[DIRECTION]: Reproduce every line of the listing as written, apart from the pictures.

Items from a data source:
────────────────────────────────────────

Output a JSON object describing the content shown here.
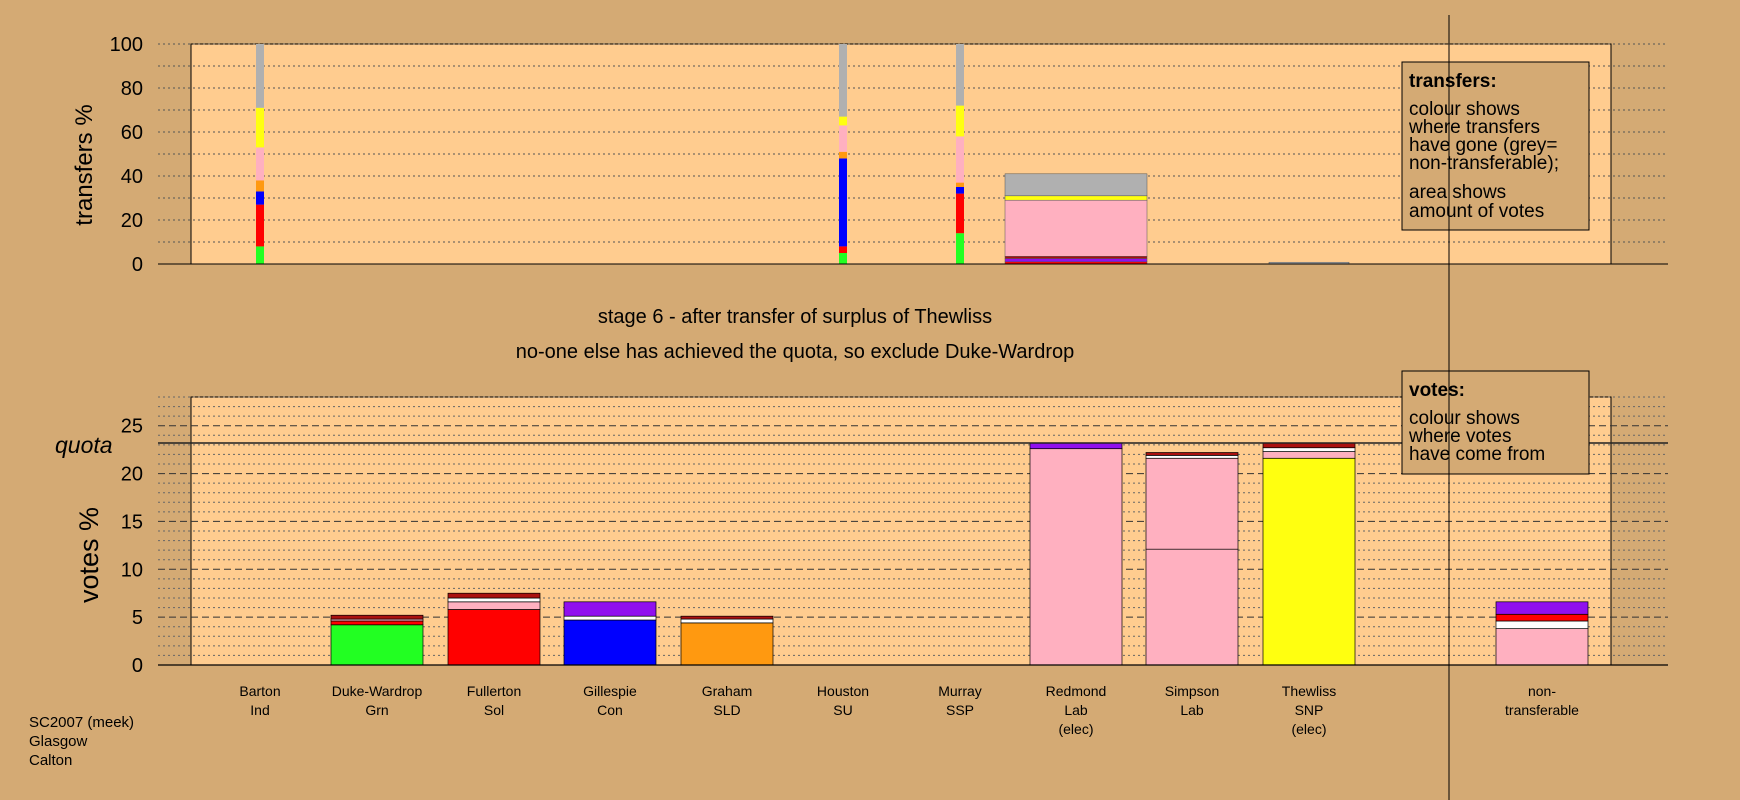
{
  "colors": {
    "background": "#d4aa74",
    "plot_area": "#ffcc8f",
    "green": "#22ff22",
    "red": "#ff0000",
    "blue": "#0000ff",
    "orange": "#ff9910",
    "pink": "#ffb0c0",
    "yellow": "#ffff10",
    "grey": "#b0b0b0",
    "purple": "#9010ee",
    "dark_red": "#aa1010",
    "white": "#ffffff"
  },
  "chart_data": [
    {
      "type": "bar",
      "stacked": true,
      "ylabel": "transfers %",
      "ylim": [
        0,
        100
      ],
      "yticks": [
        "0",
        "20",
        "40",
        "60",
        "80",
        "100"
      ],
      "grid": true,
      "legend": {
        "position": "top-right",
        "title": "transfers:",
        "lines": [
          "colour shows",
          "where transfers",
          "have gone (grey=",
          "non-transferable);",
          "area shows",
          "amount of votes"
        ]
      },
      "bars": [
        {
          "category": "Barton",
          "width": "thin",
          "segments": [
            {
              "color": "green",
              "value": 8
            },
            {
              "color": "red",
              "value": 19
            },
            {
              "color": "blue",
              "value": 6
            },
            {
              "color": "orange",
              "value": 5
            },
            {
              "color": "pink",
              "value": 15
            },
            {
              "color": "yellow",
              "value": 18
            },
            {
              "color": "grey",
              "value": 29
            }
          ]
        },
        {
          "category": "Houston",
          "width": "thin",
          "segments": [
            {
              "color": "green",
              "value": 5
            },
            {
              "color": "red",
              "value": 3
            },
            {
              "color": "blue",
              "value": 40
            },
            {
              "color": "orange",
              "value": 3
            },
            {
              "color": "pink",
              "value": 12
            },
            {
              "color": "yellow",
              "value": 4
            },
            {
              "color": "grey",
              "value": 33
            }
          ]
        },
        {
          "category": "Murray",
          "width": "thin",
          "segments": [
            {
              "color": "green",
              "value": 14
            },
            {
              "color": "red",
              "value": 18
            },
            {
              "color": "blue",
              "value": 3
            },
            {
              "color": "orange",
              "value": 2
            },
            {
              "color": "pink",
              "value": 21
            },
            {
              "color": "yellow",
              "value": 14
            },
            {
              "color": "grey",
              "value": 28
            }
          ]
        },
        {
          "category": "Redmond",
          "width": "wide",
          "segments": [
            {
              "color": "red",
              "value": 1
            },
            {
              "color": "purple",
              "value": 1.5
            },
            {
              "color": "dark_red",
              "value": 1
            },
            {
              "color": "pink",
              "value": 25.5
            },
            {
              "color": "yellow",
              "value": 2
            },
            {
              "color": "grey",
              "value": 10
            }
          ]
        },
        {
          "category": "Thewliss",
          "width": "wide",
          "segments": [
            {
              "color": "grey",
              "value": 0.8
            }
          ]
        }
      ]
    },
    {
      "type": "bar",
      "stacked": true,
      "ylabel": "votes %",
      "ylim": [
        0,
        28
      ],
      "yticks": [
        "0",
        "5",
        "10",
        "15",
        "20",
        "25"
      ],
      "quota": 23.2,
      "quota_label": "quota",
      "grid": true,
      "legend": {
        "position": "top-right",
        "title": "votes:",
        "lines": [
          "colour shows",
          "where votes",
          "have come from"
        ]
      },
      "categories": [
        {
          "name": "Barton",
          "party": "Ind",
          "note": ""
        },
        {
          "name": "Duke-Wardrop",
          "party": "Grn",
          "note": ""
        },
        {
          "name": "Fullerton",
          "party": "Sol",
          "note": ""
        },
        {
          "name": "Gillespie",
          "party": "Con",
          "note": ""
        },
        {
          "name": "Graham",
          "party": "SLD",
          "note": ""
        },
        {
          "name": "Houston",
          "party": "SU",
          "note": ""
        },
        {
          "name": "Murray",
          "party": "SSP",
          "note": ""
        },
        {
          "name": "Redmond",
          "party": "Lab",
          "note": "(elec)"
        },
        {
          "name": "Simpson",
          "party": "Lab",
          "note": ""
        },
        {
          "name": "Thewliss",
          "party": "SNP",
          "note": "(elec)"
        },
        {
          "name": "non-",
          "party": "transferable",
          "note": ""
        }
      ],
      "stacks": [
        [],
        [
          {
            "color": "green",
            "value": 4.2
          },
          {
            "color": "red",
            "value": 0.4
          },
          {
            "color": "pink",
            "value": 0.2
          },
          {
            "color": "dark_red",
            "value": 0.4
          }
        ],
        [
          {
            "color": "red",
            "value": 5.8
          },
          {
            "color": "pink",
            "value": 0.8
          },
          {
            "color": "white",
            "value": 0.4
          },
          {
            "color": "dark_red",
            "value": 0.5
          }
        ],
        [
          {
            "color": "blue",
            "value": 4.7
          },
          {
            "color": "white",
            "value": 0.4
          },
          {
            "color": "purple",
            "value": 1.5
          }
        ],
        [
          {
            "color": "orange",
            "value": 4.4
          },
          {
            "color": "white",
            "value": 0.4
          },
          {
            "color": "dark_red",
            "value": 0.3
          }
        ],
        [],
        [],
        [
          {
            "color": "pink",
            "value": 22.6
          },
          {
            "color": "purple",
            "value": 0.6
          }
        ],
        [
          {
            "color": "pink",
            "value": 12.1
          },
          {
            "color": "pink",
            "value": 9.5
          },
          {
            "color": "white",
            "value": 0.3
          },
          {
            "color": "dark_red",
            "value": 0.3
          }
        ],
        [
          {
            "color": "yellow",
            "value": 21.6
          },
          {
            "color": "pink",
            "value": 0.7
          },
          {
            "color": "white",
            "value": 0.4
          },
          {
            "color": "dark_red",
            "value": 0.5
          }
        ],
        [
          {
            "color": "pink",
            "value": 3.8
          },
          {
            "color": "white",
            "value": 0.8
          },
          {
            "color": "red",
            "value": 0.7
          },
          {
            "color": "purple",
            "value": 1.3
          }
        ]
      ]
    }
  ],
  "stage_title": "stage 6 - after transfer of surplus of Thewliss",
  "stage_subtitle": "no-one else has achieved the quota, so exclude Duke-Wardrop",
  "footer": {
    "lines": [
      "SC2007 (meek)",
      "Glasgow",
      "Calton"
    ]
  }
}
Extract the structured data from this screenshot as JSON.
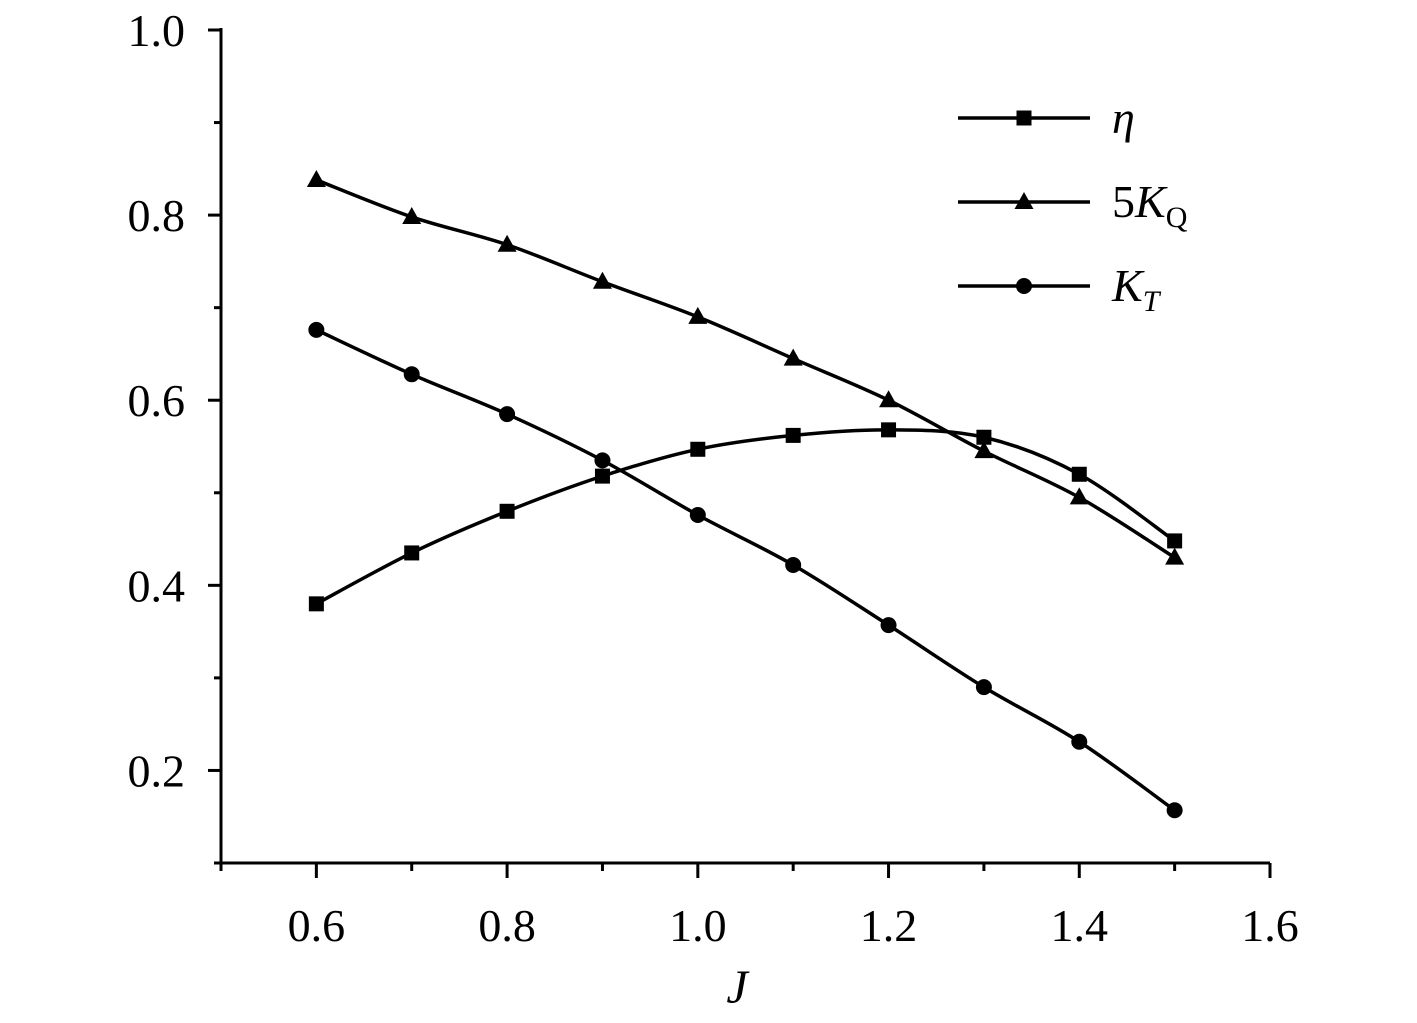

────────────────────────────────────────

[SOLUTION TO THE PROBLEM]:
Output a JSON object describing the content shown here.
{
  "colors": {
    "background": "#d4aa74",
    "plot_area": "#ffcc8f",
    "green": "#22ff22",
    "red": "#ff0000",
    "blue": "#0000ff",
    "orange": "#ff9910",
    "pink": "#ffb0c0",
    "yellow": "#ffff10",
    "grey": "#b0b0b0",
    "purple": "#9010ee",
    "dark_red": "#aa1010",
    "white": "#ffffff"
  },
  "chart_data": [
    {
      "type": "bar",
      "stacked": true,
      "ylabel": "transfers %",
      "ylim": [
        0,
        100
      ],
      "yticks": [
        "0",
        "20",
        "40",
        "60",
        "80",
        "100"
      ],
      "grid": true,
      "legend": {
        "position": "top-right",
        "title": "transfers:",
        "lines": [
          "colour shows",
          "where transfers",
          "have gone (grey=",
          "non-transferable);",
          "area shows",
          "amount of votes"
        ]
      },
      "bars": [
        {
          "category": "Barton",
          "width": "thin",
          "segments": [
            {
              "color": "green",
              "value": 8
            },
            {
              "color": "red",
              "value": 19
            },
            {
              "color": "blue",
              "value": 6
            },
            {
              "color": "orange",
              "value": 5
            },
            {
              "color": "pink",
              "value": 15
            },
            {
              "color": "yellow",
              "value": 18
            },
            {
              "color": "grey",
              "value": 29
            }
          ]
        },
        {
          "category": "Houston",
          "width": "thin",
          "segments": [
            {
              "color": "green",
              "value": 5
            },
            {
              "color": "red",
              "value": 3
            },
            {
              "color": "blue",
              "value": 40
            },
            {
              "color": "orange",
              "value": 3
            },
            {
              "color": "pink",
              "value": 12
            },
            {
              "color": "yellow",
              "value": 4
            },
            {
              "color": "grey",
              "value": 33
            }
          ]
        },
        {
          "category": "Murray",
          "width": "thin",
          "segments": [
            {
              "color": "green",
              "value": 14
            },
            {
              "color": "red",
              "value": 18
            },
            {
              "color": "blue",
              "value": 3
            },
            {
              "color": "orange",
              "value": 2
            },
            {
              "color": "pink",
              "value": 21
            },
            {
              "color": "yellow",
              "value": 14
            },
            {
              "color": "grey",
              "value": 28
            }
          ]
        },
        {
          "category": "Redmond",
          "width": "wide",
          "segments": [
            {
              "color": "red",
              "value": 1
            },
            {
              "color": "purple",
              "value": 1.5
            },
            {
              "color": "dark_red",
              "value": 1
            },
            {
              "color": "pink",
              "value": 25.5
            },
            {
              "color": "yellow",
              "value": 2
            },
            {
              "color": "grey",
              "value": 10
            }
          ]
        },
        {
          "category": "Thewliss",
          "width": "wide",
          "segments": [
            {
              "color": "grey",
              "value": 0.8
            }
          ]
        }
      ]
    },
    {
      "type": "bar",
      "stacked": true,
      "ylabel": "votes %",
      "ylim": [
        0,
        28
      ],
      "yticks": [
        "0",
        "5",
        "10",
        "15",
        "20",
        "25"
      ],
      "quota": 23.2,
      "quota_label": "quota",
      "grid": true,
      "legend": {
        "position": "top-right",
        "title": "votes:",
        "lines": [
          "colour shows",
          "where votes",
          "have come from"
        ]
      },
      "categories": [
        {
          "name": "Barton",
          "party": "Ind",
          "note": ""
        },
        {
          "name": "Duke-Wardrop",
          "party": "Grn",
          "note": ""
        },
        {
          "name": "Fullerton",
          "party": "Sol",
          "note": ""
        },
        {
          "name": "Gillespie",
          "party": "Con",
          "note": ""
        },
        {
          "name": "Graham",
          "party": "SLD",
          "note": ""
        },
        {
          "name": "Houston",
          "party": "SU",
          "note": ""
        },
        {
          "name": "Murray",
          "party": "SSP",
          "note": ""
        },
        {
          "name": "Redmond",
          "party": "Lab",
          "note": "(elec)"
        },
        {
          "name": "Simpson",
          "party": "Lab",
          "note": ""
        },
        {
          "name": "Thewliss",
          "party": "SNP",
          "note": "(elec)"
        },
        {
          "name": "non-",
          "party": "transferable",
          "note": ""
        }
      ],
      "stacks": [
        [],
        [
          {
            "color": "green",
            "value": 4.2
          },
          {
            "color": "red",
            "value": 0.4
          },
          {
            "color": "pink",
            "value": 0.2
          },
          {
            "color": "dark_red",
            "value": 0.4
          }
        ],
        [
          {
            "color": "red",
            "value": 5.8
          },
          {
            "color": "pink",
            "value": 0.8
          },
          {
            "color": "white",
            "value": 0.4
          },
          {
            "color": "dark_red",
            "value": 0.5
          }
        ],
        [
          {
            "color": "blue",
            "value": 4.7
          },
          {
            "color": "white",
            "value": 0.4
          },
          {
            "color": "purple",
            "value": 1.5
          }
        ],
        [
          {
            "color": "orange",
            "value": 4.4
          },
          {
            "color": "white",
            "value": 0.4
          },
          {
            "color": "dark_red",
            "value": 0.3
          }
        ],
        [],
        [],
        [
          {
            "color": "pink",
            "value": 22.6
          },
          {
            "color": "purple",
            "value": 0.6
          }
        ],
        [
          {
            "color": "pink",
            "value": 12.1
          },
          {
            "color": "pink",
            "value": 9.5
          },
          {
            "color": "white",
            "value": 0.3
          },
          {
            "color": "dark_red",
            "value": 0.3
          }
        ],
        [
          {
            "color": "yellow",
            "value": 21.6
          },
          {
            "color": "pink",
            "value": 0.7
          },
          {
            "color": "white",
            "value": 0.4
          },
          {
            "color": "dark_red",
            "value": 0.5
          }
        ],
        [
          {
            "color": "pink",
            "value": 3.8
          },
          {
            "color": "white",
            "value": 0.8
          },
          {
            "color": "red",
            "value": 0.7
          },
          {
            "color": "purple",
            "value": 1.3
          }
        ]
      ]
    }
  ],
  "stage_title": "stage 6 - after transfer of surplus of Thewliss",
  "stage_subtitle": "no-one else has achieved the quota, so exclude Duke-Wardrop",
  "footer": {
    "lines": [
      "SC2007 (meek)",
      "Glasgow",
      "Calton"
    ]
  }
}
Extract the structured data from this screenshot as JSON.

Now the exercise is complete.